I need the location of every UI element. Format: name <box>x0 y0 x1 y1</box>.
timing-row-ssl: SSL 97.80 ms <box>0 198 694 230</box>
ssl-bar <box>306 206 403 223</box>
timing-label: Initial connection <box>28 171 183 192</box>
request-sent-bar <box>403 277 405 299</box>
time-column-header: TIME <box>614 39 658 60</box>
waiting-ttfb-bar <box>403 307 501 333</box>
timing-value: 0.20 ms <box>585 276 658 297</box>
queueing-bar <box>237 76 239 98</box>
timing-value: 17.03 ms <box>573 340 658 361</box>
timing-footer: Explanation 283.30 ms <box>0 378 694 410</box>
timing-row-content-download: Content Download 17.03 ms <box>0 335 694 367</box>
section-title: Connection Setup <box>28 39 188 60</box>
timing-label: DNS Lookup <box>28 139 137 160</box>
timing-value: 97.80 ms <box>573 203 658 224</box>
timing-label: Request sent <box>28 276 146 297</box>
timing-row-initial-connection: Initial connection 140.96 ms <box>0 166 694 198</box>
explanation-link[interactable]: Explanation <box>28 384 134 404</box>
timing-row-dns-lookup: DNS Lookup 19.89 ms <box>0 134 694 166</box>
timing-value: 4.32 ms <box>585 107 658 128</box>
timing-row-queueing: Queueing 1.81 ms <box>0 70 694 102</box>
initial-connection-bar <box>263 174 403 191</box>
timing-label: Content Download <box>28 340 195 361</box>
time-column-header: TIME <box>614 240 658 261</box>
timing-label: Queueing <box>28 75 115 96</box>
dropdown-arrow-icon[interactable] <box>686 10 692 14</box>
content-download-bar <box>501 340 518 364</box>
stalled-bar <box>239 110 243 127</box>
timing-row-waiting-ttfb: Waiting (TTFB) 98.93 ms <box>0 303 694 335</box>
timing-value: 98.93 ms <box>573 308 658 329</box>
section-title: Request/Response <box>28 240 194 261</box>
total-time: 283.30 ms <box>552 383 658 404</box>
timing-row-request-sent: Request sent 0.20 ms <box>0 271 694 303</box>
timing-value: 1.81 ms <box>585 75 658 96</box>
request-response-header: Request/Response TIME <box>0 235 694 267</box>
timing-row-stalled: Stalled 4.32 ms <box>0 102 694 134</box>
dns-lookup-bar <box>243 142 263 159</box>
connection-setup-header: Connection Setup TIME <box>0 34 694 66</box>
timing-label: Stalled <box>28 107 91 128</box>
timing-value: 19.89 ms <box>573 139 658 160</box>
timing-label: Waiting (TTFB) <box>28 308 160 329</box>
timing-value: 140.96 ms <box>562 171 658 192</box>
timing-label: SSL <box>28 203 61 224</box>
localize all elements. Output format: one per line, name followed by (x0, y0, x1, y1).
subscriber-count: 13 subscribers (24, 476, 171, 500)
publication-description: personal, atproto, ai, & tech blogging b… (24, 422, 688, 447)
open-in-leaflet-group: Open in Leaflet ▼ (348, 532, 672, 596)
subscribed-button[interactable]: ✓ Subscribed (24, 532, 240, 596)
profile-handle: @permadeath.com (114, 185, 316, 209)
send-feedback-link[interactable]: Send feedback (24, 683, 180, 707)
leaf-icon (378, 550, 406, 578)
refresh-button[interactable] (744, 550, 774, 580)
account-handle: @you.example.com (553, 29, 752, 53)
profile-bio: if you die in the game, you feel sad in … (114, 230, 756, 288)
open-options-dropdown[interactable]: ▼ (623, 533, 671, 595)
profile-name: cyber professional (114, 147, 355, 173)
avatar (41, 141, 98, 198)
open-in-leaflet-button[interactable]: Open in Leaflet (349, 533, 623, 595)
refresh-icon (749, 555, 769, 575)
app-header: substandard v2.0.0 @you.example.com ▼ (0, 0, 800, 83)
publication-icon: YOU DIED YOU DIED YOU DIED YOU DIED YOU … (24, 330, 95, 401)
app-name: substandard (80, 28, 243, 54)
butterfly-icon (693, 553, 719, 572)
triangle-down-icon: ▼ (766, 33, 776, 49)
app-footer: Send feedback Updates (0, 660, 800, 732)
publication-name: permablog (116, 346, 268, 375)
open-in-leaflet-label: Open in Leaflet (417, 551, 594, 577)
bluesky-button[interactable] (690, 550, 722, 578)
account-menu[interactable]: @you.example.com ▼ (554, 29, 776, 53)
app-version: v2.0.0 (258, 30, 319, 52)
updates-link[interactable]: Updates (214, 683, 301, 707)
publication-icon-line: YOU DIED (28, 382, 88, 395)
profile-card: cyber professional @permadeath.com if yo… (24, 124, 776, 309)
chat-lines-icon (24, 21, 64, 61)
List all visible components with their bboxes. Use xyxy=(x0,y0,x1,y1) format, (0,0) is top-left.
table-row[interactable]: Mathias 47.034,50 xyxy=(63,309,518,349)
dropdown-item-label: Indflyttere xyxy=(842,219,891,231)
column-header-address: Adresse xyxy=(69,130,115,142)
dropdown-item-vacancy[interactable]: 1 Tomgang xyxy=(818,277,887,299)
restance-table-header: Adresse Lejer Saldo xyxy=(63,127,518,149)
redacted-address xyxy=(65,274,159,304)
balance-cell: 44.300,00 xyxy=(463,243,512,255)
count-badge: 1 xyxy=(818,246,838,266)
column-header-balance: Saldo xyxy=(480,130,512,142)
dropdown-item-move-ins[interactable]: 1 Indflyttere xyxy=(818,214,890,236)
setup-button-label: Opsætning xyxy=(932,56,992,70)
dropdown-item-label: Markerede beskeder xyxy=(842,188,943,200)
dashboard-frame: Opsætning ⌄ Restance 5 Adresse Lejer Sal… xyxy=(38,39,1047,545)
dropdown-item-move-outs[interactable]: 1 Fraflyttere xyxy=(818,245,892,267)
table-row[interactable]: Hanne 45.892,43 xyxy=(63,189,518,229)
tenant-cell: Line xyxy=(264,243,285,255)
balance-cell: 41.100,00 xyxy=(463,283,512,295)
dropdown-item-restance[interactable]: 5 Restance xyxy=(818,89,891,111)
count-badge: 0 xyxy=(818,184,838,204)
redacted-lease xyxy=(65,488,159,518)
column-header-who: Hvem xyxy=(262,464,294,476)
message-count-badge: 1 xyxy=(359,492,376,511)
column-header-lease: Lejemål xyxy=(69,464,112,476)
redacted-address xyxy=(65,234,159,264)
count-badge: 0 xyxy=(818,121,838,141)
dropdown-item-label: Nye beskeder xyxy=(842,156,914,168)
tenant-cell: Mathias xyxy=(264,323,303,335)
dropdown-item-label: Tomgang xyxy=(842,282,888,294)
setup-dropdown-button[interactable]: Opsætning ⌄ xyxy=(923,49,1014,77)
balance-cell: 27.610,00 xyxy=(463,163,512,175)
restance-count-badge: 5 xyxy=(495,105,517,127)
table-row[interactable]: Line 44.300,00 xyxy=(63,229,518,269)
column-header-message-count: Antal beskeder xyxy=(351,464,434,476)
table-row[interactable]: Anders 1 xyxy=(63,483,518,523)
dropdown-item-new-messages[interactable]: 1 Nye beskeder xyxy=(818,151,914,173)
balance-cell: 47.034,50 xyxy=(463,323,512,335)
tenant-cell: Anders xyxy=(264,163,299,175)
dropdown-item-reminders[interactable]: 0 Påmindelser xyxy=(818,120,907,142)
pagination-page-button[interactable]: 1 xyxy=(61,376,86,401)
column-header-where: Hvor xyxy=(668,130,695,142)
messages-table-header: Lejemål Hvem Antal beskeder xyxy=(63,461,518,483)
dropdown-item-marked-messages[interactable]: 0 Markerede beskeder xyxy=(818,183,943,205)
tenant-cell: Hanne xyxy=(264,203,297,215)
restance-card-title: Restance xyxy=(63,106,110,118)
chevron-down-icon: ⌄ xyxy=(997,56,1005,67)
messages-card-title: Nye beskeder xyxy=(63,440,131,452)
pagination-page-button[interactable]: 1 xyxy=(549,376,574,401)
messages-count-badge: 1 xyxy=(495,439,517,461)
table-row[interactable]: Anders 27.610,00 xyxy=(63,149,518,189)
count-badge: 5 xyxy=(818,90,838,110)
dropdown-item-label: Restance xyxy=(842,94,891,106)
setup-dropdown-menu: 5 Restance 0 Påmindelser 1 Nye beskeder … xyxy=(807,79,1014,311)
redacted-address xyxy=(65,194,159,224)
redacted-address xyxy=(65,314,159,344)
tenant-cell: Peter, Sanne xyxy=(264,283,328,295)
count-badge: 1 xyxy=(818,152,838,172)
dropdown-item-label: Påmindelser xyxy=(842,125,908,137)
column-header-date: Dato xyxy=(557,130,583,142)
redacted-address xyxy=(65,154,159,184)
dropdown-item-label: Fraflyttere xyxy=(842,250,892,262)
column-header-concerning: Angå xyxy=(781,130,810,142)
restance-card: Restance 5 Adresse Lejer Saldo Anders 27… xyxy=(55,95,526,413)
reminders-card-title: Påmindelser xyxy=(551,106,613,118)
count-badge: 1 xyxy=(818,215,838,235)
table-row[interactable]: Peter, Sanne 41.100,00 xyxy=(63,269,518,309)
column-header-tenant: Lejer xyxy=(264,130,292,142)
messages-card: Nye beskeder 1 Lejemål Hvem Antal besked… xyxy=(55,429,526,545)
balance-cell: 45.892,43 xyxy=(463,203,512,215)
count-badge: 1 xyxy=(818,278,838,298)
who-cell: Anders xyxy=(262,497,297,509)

■ ■ ■ ■ ■ ■ ■

INSTRUCTION -
Reproduce every line from the start of the records up to and including the line containing "explanation-link[interactable]: Explanation <box>28".

WRITTEN ANSWER -
I need the location of every UI element. Format: name <box>x0 y0 x1 y1</box>.
timing-row-ssl: SSL 97.80 ms <box>0 198 694 230</box>
ssl-bar <box>306 206 403 223</box>
timing-label: Initial connection <box>28 171 183 192</box>
request-sent-bar <box>403 277 405 299</box>
time-column-header: TIME <box>614 39 658 60</box>
waiting-ttfb-bar <box>403 307 501 333</box>
timing-value: 0.20 ms <box>585 276 658 297</box>
queueing-bar <box>237 76 239 98</box>
timing-value: 17.03 ms <box>573 340 658 361</box>
timing-footer: Explanation 283.30 ms <box>0 378 694 410</box>
timing-row-content-download: Content Download 17.03 ms <box>0 335 694 367</box>
section-title: Connection Setup <box>28 39 188 60</box>
timing-label: DNS Lookup <box>28 139 137 160</box>
timing-value: 97.80 ms <box>573 203 658 224</box>
timing-label: Request sent <box>28 276 146 297</box>
timing-row-initial-connection: Initial connection 140.96 ms <box>0 166 694 198</box>
explanation-link[interactable]: Explanation <box>28 384 134 404</box>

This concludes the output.